Read the data and repeat all of it exactly.

Given data:

★ ★ ★

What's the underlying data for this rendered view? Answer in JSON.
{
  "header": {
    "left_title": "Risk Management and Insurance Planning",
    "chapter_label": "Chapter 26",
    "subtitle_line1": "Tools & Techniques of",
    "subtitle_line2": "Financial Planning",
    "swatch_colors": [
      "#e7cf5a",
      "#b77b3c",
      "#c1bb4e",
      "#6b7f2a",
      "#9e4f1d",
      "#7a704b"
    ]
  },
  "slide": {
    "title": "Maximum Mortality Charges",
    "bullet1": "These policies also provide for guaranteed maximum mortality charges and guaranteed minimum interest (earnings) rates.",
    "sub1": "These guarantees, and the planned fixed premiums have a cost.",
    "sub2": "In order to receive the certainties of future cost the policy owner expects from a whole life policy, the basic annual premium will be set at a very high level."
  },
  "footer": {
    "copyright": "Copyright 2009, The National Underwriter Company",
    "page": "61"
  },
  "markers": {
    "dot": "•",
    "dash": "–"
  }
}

★ ★ ★

Answer to this problem:
What's the underlying data for this rendered view? Answer in JSON.
{
  "header": {
    "left_title": "Risk Management and Insurance Planning",
    "chapter_label": "Chapter 26",
    "subtitle_line1": "Tools & Techniques of",
    "subtitle_line2": "Financial Planning",
    "swatch_colors": [
      "#e7cf5a",
      "#b77b3c",
      "#c1bb4e",
      "#6b7f2a",
      "#9e4f1d",
      "#7a704b"
    ]
  },
  "slide": {
    "title": "Maximum Mortality Charges",
    "bullet1": "These policies also provide for guaranteed maximum mortality charges and guaranteed minimum interest (earnings) rates.",
    "sub1": "These guarantees, and the planned fixed premiums have a cost.",
    "sub2": "In order to receive the certainties of future cost the policy owner expects from a whole life policy, the basic annual premium will be set at a very high level."
  },
  "footer": {
    "copyright": "Copyright 2009, The National Underwriter Company",
    "page": "61"
  },
  "markers": {
    "dot": "•",
    "dash": "–"
  }
}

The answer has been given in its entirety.